# [Brief]
Please revise everything from the start of the records down to the line containing "313, 703, 324]", both ends included, by changing "Demo School Division" to "Sample School Division" and leaving everything else as it is.

(Annotated region listings)
=-=-=

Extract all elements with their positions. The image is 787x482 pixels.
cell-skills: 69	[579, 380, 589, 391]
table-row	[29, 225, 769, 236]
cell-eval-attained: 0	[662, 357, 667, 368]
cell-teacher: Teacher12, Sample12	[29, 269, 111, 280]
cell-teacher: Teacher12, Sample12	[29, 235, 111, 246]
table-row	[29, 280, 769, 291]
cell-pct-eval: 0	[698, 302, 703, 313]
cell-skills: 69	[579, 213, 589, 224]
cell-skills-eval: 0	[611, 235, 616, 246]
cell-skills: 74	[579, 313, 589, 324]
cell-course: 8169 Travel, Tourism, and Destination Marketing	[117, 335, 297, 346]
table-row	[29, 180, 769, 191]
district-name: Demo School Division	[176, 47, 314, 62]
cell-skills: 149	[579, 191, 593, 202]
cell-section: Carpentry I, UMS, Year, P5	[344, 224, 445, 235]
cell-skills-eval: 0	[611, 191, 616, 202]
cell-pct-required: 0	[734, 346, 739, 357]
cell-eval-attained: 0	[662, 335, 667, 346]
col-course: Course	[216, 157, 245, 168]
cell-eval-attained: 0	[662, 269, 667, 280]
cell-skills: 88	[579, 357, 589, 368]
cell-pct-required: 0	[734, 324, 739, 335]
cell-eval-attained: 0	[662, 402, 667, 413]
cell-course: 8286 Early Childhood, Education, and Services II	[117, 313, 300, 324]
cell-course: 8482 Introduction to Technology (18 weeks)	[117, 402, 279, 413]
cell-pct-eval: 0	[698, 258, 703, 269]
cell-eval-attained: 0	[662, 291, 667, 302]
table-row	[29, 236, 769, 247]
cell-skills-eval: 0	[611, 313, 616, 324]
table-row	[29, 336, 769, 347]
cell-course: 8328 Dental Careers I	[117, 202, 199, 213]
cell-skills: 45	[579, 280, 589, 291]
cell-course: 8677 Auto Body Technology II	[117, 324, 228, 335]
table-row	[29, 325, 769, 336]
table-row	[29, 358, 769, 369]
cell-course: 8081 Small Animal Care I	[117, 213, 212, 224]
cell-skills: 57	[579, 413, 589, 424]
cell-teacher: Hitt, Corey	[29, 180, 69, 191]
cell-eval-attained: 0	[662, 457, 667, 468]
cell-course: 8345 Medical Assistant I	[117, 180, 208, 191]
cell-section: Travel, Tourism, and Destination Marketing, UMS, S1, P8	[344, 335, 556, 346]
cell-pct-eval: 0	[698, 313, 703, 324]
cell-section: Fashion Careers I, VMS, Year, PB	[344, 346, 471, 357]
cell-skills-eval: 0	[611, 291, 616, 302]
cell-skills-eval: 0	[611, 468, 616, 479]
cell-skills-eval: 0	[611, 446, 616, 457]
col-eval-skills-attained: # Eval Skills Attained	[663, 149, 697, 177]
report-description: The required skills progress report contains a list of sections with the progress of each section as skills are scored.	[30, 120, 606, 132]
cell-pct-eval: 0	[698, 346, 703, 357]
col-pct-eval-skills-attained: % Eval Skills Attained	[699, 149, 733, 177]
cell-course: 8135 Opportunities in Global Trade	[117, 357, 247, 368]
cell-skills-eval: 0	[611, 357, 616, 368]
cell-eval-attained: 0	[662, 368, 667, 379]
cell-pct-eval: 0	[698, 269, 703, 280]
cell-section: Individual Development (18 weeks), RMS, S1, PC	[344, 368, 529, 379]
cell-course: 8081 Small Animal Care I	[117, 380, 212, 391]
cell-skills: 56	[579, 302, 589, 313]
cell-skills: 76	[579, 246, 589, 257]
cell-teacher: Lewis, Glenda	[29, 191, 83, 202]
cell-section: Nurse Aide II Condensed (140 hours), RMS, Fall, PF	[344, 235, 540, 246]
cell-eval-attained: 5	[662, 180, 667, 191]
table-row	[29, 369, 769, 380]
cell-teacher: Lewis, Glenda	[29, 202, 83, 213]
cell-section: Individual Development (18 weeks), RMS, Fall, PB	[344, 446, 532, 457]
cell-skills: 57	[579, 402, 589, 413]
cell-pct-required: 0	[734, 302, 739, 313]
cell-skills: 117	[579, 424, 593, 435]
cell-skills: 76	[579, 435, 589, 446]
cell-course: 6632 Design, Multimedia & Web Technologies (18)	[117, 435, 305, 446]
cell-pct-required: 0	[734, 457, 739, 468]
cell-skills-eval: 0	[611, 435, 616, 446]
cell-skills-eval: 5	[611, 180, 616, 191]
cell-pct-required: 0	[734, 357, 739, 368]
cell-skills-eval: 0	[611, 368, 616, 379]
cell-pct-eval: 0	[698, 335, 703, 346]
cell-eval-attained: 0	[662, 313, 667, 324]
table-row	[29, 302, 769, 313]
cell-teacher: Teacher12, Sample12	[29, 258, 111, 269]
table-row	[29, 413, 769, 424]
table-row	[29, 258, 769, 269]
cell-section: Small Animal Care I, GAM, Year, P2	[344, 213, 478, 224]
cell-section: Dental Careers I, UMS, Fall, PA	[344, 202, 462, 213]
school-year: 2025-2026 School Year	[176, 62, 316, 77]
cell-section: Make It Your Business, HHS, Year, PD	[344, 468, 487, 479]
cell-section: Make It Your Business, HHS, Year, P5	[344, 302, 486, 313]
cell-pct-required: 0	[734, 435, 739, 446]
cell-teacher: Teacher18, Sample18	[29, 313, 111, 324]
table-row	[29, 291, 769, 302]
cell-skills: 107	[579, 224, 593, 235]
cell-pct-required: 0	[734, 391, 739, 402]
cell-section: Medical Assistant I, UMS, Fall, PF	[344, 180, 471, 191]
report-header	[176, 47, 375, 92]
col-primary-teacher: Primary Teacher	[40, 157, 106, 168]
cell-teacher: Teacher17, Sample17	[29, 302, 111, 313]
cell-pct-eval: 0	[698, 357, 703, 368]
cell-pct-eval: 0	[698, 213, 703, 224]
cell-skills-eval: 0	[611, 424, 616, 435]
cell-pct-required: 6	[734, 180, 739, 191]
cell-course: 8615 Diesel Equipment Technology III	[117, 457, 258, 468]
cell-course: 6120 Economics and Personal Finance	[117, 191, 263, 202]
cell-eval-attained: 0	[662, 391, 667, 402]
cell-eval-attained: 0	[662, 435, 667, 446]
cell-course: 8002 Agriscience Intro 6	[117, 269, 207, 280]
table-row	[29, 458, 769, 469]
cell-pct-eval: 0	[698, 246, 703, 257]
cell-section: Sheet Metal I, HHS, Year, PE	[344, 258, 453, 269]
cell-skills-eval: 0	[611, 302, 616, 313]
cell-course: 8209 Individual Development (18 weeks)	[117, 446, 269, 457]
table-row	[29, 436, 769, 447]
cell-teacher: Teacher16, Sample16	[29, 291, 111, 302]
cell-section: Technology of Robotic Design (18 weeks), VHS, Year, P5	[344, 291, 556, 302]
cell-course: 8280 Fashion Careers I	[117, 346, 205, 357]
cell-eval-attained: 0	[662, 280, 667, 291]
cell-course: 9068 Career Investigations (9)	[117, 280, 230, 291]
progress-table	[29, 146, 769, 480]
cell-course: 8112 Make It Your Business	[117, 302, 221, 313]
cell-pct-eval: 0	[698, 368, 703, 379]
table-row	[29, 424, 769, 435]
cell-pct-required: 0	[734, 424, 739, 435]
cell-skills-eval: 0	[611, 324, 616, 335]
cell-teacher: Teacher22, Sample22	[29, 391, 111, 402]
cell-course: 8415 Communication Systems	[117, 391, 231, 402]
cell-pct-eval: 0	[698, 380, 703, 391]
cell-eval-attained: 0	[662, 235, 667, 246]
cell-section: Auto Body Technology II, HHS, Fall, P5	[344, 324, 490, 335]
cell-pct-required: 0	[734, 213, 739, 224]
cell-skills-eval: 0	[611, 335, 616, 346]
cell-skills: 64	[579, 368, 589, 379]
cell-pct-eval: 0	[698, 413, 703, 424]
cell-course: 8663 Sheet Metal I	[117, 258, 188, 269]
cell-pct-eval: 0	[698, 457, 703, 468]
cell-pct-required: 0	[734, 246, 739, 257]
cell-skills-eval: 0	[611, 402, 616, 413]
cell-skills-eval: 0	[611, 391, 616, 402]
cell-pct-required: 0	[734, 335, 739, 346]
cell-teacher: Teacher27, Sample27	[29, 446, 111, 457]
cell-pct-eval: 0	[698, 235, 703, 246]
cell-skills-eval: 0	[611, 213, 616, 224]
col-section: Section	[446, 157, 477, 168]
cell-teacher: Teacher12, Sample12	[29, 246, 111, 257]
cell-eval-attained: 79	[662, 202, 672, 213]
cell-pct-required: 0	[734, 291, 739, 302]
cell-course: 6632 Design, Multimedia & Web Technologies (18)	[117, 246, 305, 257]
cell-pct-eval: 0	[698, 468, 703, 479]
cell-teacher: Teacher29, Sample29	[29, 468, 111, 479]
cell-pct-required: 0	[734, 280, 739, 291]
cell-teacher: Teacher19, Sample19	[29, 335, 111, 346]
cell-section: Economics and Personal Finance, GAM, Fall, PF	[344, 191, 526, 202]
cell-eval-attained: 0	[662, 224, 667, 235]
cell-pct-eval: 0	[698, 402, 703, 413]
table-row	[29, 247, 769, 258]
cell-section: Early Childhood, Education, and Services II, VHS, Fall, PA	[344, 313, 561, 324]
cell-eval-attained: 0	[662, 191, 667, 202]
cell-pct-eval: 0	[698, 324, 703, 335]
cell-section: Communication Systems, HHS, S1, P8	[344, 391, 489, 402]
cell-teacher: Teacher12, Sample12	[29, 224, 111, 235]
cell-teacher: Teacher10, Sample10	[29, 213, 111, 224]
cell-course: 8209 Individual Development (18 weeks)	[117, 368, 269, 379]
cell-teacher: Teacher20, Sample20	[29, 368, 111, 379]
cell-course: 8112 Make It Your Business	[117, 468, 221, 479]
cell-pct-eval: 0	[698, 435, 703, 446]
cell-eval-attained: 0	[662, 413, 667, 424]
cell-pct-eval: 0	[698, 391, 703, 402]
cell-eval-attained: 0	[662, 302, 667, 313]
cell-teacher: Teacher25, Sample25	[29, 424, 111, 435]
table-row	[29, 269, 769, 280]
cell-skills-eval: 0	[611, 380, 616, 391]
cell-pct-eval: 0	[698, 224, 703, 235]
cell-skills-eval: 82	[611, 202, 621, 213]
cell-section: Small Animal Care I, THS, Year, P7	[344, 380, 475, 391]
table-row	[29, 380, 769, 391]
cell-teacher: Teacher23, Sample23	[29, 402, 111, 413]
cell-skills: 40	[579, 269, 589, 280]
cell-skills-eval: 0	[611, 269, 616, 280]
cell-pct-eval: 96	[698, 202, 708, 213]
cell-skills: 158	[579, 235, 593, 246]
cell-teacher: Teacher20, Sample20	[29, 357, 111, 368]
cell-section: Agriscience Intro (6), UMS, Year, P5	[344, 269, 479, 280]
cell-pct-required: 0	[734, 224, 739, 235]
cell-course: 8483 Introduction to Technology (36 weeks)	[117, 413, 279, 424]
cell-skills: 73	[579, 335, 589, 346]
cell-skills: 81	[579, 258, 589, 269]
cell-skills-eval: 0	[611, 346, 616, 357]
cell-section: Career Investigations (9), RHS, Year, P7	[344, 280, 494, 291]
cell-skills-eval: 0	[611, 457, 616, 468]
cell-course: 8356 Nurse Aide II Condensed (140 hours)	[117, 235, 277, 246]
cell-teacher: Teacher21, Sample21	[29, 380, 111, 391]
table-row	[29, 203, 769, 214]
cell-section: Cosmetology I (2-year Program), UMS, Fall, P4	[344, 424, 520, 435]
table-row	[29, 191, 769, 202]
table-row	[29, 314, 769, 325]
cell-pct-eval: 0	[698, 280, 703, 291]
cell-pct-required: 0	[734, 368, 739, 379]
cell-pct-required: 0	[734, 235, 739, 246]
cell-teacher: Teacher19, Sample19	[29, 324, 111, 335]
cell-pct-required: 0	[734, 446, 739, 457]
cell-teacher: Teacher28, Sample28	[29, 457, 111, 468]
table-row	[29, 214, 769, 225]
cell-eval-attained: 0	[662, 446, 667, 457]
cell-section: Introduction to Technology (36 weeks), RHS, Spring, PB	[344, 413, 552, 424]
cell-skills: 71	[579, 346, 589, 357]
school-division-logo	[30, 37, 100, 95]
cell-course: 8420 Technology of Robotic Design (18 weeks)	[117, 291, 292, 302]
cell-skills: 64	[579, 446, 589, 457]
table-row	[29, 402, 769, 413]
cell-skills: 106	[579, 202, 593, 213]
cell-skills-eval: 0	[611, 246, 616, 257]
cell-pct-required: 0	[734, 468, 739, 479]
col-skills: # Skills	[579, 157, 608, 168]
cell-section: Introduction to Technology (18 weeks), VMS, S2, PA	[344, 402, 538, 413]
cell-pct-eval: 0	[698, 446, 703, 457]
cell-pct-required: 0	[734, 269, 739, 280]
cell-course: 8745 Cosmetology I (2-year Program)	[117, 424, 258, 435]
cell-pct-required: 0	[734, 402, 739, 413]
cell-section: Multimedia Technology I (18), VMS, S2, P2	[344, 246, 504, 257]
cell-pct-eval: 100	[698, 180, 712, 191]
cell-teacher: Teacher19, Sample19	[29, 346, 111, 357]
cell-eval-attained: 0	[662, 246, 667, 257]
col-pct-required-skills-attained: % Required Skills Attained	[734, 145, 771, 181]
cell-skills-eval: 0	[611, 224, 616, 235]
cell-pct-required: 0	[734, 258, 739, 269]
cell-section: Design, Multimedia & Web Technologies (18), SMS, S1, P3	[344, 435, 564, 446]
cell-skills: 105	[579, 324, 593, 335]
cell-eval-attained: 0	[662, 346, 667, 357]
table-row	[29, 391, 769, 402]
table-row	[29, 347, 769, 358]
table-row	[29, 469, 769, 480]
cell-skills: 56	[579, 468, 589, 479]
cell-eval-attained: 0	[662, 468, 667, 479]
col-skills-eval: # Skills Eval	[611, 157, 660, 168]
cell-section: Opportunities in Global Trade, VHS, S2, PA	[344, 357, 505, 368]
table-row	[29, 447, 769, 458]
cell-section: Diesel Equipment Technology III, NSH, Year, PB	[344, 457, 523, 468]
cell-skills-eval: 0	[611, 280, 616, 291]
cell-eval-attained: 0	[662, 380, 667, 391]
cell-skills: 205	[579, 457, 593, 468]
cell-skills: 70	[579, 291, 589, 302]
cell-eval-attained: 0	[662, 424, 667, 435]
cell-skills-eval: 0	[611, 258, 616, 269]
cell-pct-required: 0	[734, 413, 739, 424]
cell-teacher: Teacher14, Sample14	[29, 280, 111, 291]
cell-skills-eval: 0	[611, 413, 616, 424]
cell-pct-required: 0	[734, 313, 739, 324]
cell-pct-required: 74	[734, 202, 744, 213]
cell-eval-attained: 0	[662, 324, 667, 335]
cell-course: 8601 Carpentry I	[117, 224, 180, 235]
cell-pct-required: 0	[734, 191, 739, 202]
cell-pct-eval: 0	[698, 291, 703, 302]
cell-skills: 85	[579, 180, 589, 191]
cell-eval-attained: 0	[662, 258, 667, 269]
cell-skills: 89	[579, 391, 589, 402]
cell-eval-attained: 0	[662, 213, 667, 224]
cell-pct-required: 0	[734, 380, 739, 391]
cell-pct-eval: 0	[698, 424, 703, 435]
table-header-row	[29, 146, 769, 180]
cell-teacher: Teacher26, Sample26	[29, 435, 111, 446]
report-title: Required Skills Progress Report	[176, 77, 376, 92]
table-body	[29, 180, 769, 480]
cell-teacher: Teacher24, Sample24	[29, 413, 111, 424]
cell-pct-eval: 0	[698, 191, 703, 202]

=-=-=

# [Full answer]
Extract all elements with their positions. The image is 787x482 pixels.
cell-skills: 69	[579, 380, 589, 391]
table-row	[29, 225, 769, 236]
cell-eval-attained: 0	[662, 357, 667, 368]
cell-teacher: Teacher12, Sample12	[29, 269, 111, 280]
cell-teacher: Teacher12, Sample12	[29, 235, 111, 246]
table-row	[29, 280, 769, 291]
cell-pct-eval: 0	[698, 302, 703, 313]
cell-skills: 69	[579, 213, 589, 224]
cell-skills-eval: 0	[611, 235, 616, 246]
cell-skills: 74	[579, 313, 589, 324]
cell-course: 8169 Travel, Tourism, and Destination Marketing	[117, 335, 297, 346]
table-row	[29, 180, 769, 191]
district-name: Sample School Division	[176, 47, 314, 62]
cell-skills: 149	[579, 191, 593, 202]
cell-section: Carpentry I, UMS, Year, P5	[344, 224, 445, 235]
cell-skills-eval: 0	[611, 191, 616, 202]
cell-pct-required: 0	[734, 346, 739, 357]
cell-eval-attained: 0	[662, 335, 667, 346]
col-course: Course	[216, 157, 245, 168]
cell-eval-attained: 0	[662, 269, 667, 280]
cell-skills: 88	[579, 357, 589, 368]
cell-pct-required: 0	[734, 324, 739, 335]
cell-eval-attained: 0	[662, 402, 667, 413]
cell-course: 8286 Early Childhood, Education, and Services II	[117, 313, 300, 324]
cell-course: 8482 Introduction to Technology (18 weeks)	[117, 402, 279, 413]
cell-pct-eval: 0	[698, 258, 703, 269]
cell-eval-attained: 0	[662, 291, 667, 302]
table-row	[29, 236, 769, 247]
cell-skills-eval: 0	[611, 313, 616, 324]
table-row	[29, 336, 769, 347]
cell-course: 8328 Dental Careers I	[117, 202, 199, 213]
cell-skills: 45	[579, 280, 589, 291]
cell-course: 8677 Auto Body Technology II	[117, 324, 228, 335]
table-row	[29, 325, 769, 336]
table-row	[29, 358, 769, 369]
cell-course: 8081 Small Animal Care I	[117, 213, 212, 224]
cell-skills: 57	[579, 413, 589, 424]
cell-teacher: Hitt, Corey	[29, 180, 69, 191]
cell-eval-attained: 0	[662, 457, 667, 468]
cell-course: 8345 Medical Assistant I	[117, 180, 208, 191]
cell-section: Travel, Tourism, and Destination Marketing, UMS, S1, P8	[344, 335, 556, 346]
cell-pct-eval: 0	[698, 313, 703, 324]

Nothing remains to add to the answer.